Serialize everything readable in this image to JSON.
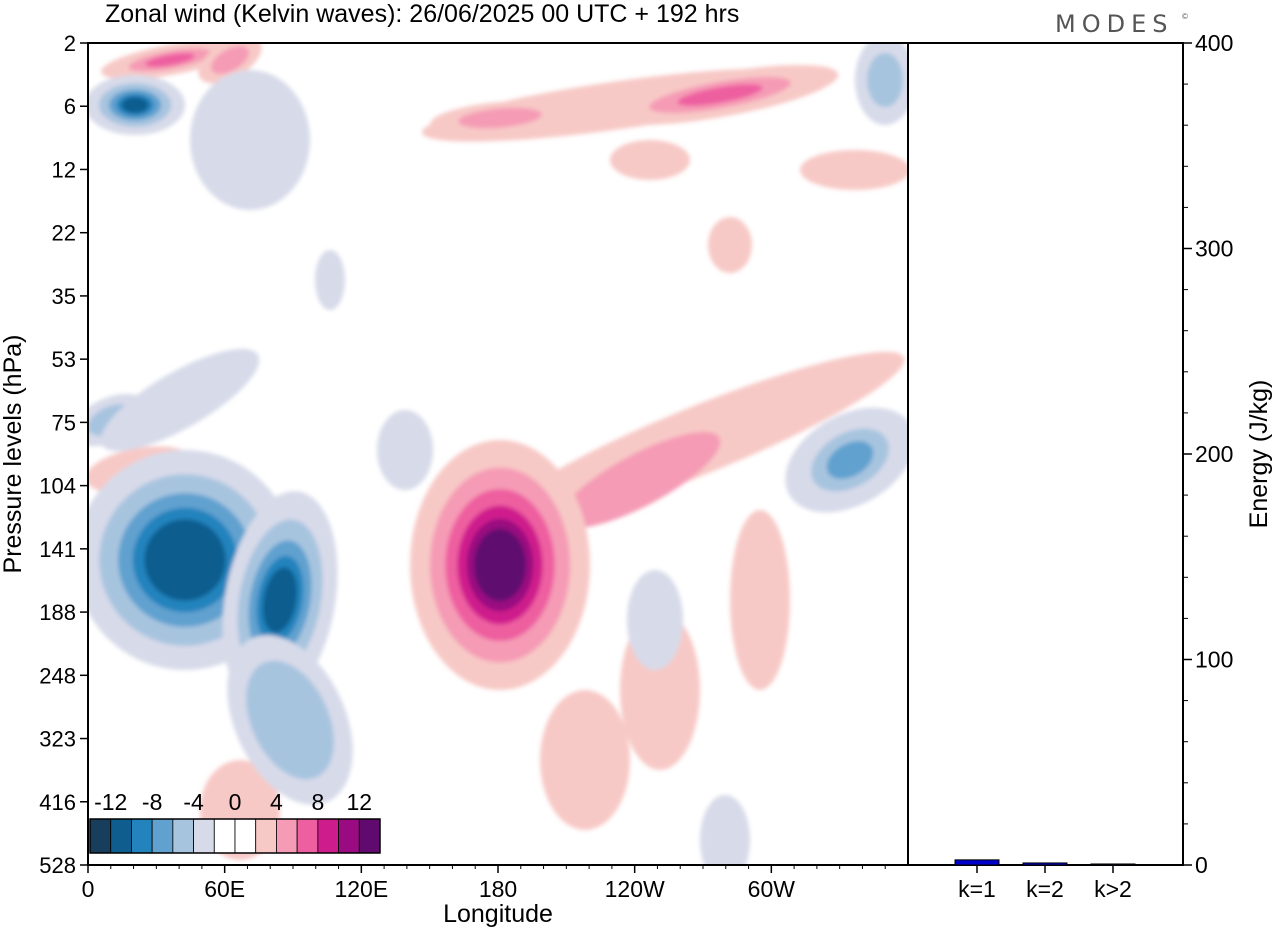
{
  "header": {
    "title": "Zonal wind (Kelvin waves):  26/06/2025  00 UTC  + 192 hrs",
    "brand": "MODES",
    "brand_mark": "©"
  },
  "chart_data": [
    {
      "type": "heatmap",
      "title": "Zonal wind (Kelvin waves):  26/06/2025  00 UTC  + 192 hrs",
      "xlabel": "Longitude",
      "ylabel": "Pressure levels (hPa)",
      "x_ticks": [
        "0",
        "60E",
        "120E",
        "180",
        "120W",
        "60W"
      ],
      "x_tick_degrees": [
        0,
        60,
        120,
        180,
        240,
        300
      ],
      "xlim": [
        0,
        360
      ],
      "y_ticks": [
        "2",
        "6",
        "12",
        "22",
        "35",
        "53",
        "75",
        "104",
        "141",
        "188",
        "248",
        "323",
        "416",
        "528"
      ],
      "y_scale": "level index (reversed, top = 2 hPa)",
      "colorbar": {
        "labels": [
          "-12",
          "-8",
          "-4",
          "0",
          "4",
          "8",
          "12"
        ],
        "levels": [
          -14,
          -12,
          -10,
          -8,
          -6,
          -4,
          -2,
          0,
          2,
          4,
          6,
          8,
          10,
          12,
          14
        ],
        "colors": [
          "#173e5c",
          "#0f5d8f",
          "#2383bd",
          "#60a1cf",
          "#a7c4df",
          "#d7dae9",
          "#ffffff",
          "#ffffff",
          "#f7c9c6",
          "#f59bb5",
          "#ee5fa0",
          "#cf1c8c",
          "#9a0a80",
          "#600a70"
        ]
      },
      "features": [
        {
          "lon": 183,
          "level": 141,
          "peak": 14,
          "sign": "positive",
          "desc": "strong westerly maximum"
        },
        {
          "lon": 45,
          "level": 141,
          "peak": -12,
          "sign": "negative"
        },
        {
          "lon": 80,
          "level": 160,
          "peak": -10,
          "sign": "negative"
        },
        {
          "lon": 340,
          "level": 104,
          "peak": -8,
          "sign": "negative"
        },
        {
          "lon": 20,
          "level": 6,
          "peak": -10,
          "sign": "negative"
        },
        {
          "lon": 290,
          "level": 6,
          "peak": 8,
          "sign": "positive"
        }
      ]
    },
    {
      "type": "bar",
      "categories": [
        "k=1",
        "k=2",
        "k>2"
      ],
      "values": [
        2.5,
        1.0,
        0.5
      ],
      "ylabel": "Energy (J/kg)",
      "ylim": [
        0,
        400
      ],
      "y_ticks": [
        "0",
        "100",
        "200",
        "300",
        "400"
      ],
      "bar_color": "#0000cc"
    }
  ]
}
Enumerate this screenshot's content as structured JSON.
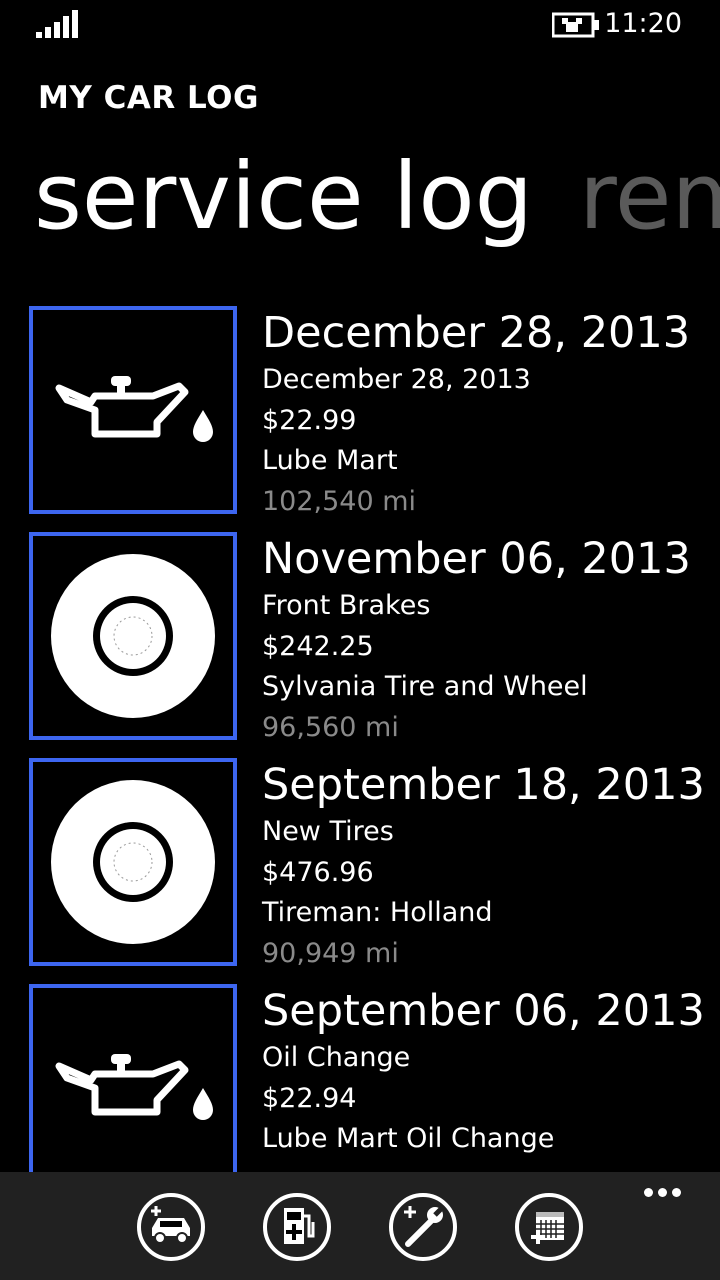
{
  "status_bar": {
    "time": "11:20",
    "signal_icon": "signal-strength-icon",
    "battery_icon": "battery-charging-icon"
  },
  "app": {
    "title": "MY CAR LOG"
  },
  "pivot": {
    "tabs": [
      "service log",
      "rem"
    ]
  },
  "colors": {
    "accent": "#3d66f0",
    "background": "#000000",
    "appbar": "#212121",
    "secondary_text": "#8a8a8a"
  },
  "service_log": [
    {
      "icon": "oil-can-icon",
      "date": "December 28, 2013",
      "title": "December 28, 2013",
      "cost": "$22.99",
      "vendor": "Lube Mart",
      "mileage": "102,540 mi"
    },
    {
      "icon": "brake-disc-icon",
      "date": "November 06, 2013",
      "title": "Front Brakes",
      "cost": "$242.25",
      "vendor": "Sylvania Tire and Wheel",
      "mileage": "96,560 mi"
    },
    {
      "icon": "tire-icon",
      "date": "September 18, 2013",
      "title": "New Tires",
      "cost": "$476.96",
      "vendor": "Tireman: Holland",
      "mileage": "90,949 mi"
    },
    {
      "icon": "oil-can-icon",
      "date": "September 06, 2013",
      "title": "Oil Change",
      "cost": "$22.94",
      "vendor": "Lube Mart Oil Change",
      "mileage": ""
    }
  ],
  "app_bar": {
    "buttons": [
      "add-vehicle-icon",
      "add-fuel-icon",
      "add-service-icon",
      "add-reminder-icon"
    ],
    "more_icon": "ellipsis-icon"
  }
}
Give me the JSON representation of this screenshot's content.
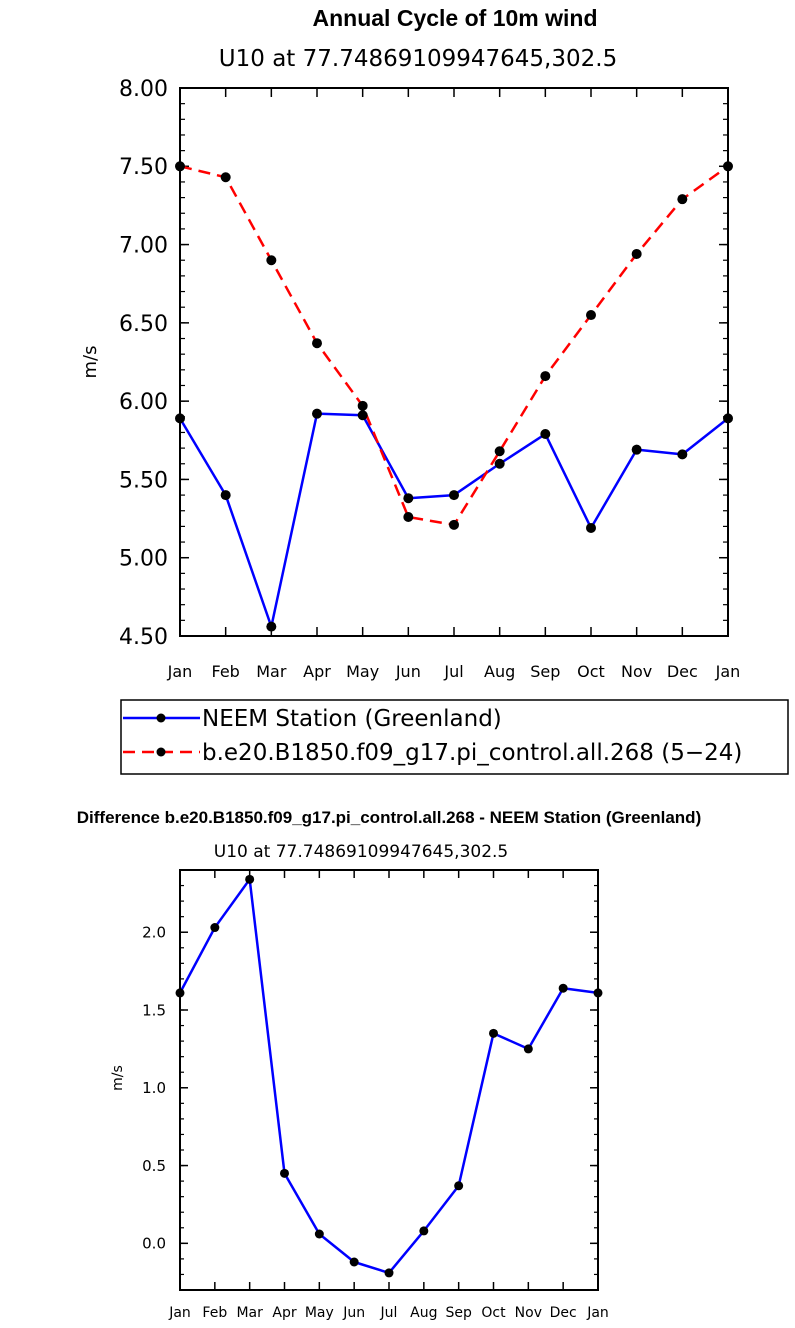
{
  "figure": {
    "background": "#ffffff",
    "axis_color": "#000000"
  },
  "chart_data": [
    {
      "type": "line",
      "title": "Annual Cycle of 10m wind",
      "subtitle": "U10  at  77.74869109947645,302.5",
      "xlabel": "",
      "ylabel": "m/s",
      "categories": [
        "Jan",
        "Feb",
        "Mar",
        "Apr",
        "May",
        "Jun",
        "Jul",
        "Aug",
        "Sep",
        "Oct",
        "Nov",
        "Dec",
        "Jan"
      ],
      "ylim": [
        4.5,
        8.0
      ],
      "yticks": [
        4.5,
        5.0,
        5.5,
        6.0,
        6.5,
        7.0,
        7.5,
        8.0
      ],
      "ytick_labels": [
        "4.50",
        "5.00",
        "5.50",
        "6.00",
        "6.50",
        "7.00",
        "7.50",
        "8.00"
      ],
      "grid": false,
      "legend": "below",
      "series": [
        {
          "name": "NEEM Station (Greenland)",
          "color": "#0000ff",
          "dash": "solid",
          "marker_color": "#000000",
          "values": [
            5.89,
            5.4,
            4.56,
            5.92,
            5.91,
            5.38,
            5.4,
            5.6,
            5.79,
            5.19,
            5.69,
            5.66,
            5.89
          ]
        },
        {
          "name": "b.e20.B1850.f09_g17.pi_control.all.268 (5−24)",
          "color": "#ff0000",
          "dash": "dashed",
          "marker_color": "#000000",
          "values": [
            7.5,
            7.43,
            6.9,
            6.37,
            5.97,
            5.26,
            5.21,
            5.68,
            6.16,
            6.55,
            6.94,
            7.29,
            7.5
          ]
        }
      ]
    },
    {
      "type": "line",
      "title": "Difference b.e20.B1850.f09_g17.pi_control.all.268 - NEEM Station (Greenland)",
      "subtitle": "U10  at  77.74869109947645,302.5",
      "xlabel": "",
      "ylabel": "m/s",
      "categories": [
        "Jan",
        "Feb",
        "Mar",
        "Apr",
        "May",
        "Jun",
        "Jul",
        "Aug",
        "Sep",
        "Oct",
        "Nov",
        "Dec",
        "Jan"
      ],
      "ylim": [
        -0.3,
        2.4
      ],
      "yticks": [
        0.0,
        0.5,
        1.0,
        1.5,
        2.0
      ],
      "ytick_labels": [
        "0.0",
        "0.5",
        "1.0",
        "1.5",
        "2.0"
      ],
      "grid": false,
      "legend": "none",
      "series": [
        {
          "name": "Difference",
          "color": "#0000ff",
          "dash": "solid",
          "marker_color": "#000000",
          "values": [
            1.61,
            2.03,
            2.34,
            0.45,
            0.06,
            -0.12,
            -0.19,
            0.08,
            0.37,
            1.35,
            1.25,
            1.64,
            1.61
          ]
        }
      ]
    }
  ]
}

============

• **Work instructions**: Return every line above that contains the word "background".

• **Solution to this exercise**:
    "background": "#000000",
    "background": "#ffffff",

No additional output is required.